Select from the records below every line that has the word "大学本科" in it.

=== DATA EXTRACT ===

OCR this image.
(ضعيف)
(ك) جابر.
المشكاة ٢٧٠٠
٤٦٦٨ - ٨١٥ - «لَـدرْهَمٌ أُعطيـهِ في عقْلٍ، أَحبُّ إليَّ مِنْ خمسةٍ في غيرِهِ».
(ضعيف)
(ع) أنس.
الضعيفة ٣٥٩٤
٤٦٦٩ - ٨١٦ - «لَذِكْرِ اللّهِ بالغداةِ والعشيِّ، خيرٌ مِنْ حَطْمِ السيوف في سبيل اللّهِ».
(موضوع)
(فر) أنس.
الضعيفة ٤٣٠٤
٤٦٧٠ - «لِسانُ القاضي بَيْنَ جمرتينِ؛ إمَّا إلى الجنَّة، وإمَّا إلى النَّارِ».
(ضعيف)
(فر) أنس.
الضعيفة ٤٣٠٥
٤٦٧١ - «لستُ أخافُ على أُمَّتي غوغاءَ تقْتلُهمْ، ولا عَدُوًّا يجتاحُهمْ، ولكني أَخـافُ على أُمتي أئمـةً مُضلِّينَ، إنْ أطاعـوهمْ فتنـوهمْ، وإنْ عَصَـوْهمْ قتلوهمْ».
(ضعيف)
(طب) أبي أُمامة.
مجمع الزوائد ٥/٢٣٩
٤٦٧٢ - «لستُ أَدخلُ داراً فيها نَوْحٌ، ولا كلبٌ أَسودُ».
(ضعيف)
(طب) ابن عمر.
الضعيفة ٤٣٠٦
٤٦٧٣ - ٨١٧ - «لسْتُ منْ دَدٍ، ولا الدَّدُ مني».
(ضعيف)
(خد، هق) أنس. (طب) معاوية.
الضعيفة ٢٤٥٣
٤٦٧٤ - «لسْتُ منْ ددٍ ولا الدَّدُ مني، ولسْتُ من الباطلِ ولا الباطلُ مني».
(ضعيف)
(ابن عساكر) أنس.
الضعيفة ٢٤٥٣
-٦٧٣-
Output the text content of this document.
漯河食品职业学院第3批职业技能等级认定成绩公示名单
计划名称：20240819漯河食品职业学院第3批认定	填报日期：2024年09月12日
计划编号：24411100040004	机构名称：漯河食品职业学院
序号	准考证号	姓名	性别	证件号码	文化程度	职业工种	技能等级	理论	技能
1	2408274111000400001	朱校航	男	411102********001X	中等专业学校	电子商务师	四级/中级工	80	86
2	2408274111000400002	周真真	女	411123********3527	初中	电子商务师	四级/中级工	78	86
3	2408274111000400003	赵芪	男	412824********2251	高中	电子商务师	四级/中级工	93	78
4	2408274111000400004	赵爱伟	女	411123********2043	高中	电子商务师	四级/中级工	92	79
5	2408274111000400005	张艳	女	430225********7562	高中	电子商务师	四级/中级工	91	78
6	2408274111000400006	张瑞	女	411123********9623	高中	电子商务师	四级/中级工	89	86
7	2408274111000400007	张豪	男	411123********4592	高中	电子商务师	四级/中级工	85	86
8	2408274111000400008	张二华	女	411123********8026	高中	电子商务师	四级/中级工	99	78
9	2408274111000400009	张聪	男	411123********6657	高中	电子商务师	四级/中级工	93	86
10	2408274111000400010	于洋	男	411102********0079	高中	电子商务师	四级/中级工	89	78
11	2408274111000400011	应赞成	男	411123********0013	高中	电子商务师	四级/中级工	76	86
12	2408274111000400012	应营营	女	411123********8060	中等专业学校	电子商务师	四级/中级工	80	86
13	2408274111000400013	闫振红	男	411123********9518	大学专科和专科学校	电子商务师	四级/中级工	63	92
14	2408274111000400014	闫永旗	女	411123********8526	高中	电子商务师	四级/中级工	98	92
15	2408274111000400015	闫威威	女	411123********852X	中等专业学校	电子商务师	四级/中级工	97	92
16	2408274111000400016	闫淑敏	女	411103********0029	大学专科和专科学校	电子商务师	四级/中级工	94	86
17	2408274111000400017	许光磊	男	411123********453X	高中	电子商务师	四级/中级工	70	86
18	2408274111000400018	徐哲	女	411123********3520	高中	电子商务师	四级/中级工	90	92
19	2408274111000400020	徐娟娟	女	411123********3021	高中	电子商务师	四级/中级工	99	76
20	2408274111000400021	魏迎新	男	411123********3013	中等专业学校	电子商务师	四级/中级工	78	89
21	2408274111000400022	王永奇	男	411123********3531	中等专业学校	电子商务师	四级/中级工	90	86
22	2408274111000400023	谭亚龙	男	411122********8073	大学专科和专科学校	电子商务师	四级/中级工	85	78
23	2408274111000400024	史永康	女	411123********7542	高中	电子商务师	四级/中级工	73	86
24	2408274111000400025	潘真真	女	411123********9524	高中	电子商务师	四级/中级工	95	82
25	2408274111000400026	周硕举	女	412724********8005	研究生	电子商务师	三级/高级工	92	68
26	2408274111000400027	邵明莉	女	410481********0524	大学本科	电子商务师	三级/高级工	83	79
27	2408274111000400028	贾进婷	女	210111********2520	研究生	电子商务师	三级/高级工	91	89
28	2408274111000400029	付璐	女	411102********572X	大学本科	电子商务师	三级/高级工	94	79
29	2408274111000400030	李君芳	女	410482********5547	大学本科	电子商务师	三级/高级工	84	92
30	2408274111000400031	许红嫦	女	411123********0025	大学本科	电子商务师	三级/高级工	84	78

===

* IN RESPONSE *
26	2408274111000400027	邵明莉	女	410481********0524	大学本科	电子商务师	三级/高级工	83	79
28	2408274111000400029	付璐	女	411102********572X	大学本科	电子商务师	三级/高级工	94	79
29	2408274111000400030	李君芳	女	410482********5547	大学本科	电子商务师	三级/高级工	84	92
30	2408274111000400031	许红嫦	女	411123********0025	大学本科	电子商务师	三级/高级工	84	78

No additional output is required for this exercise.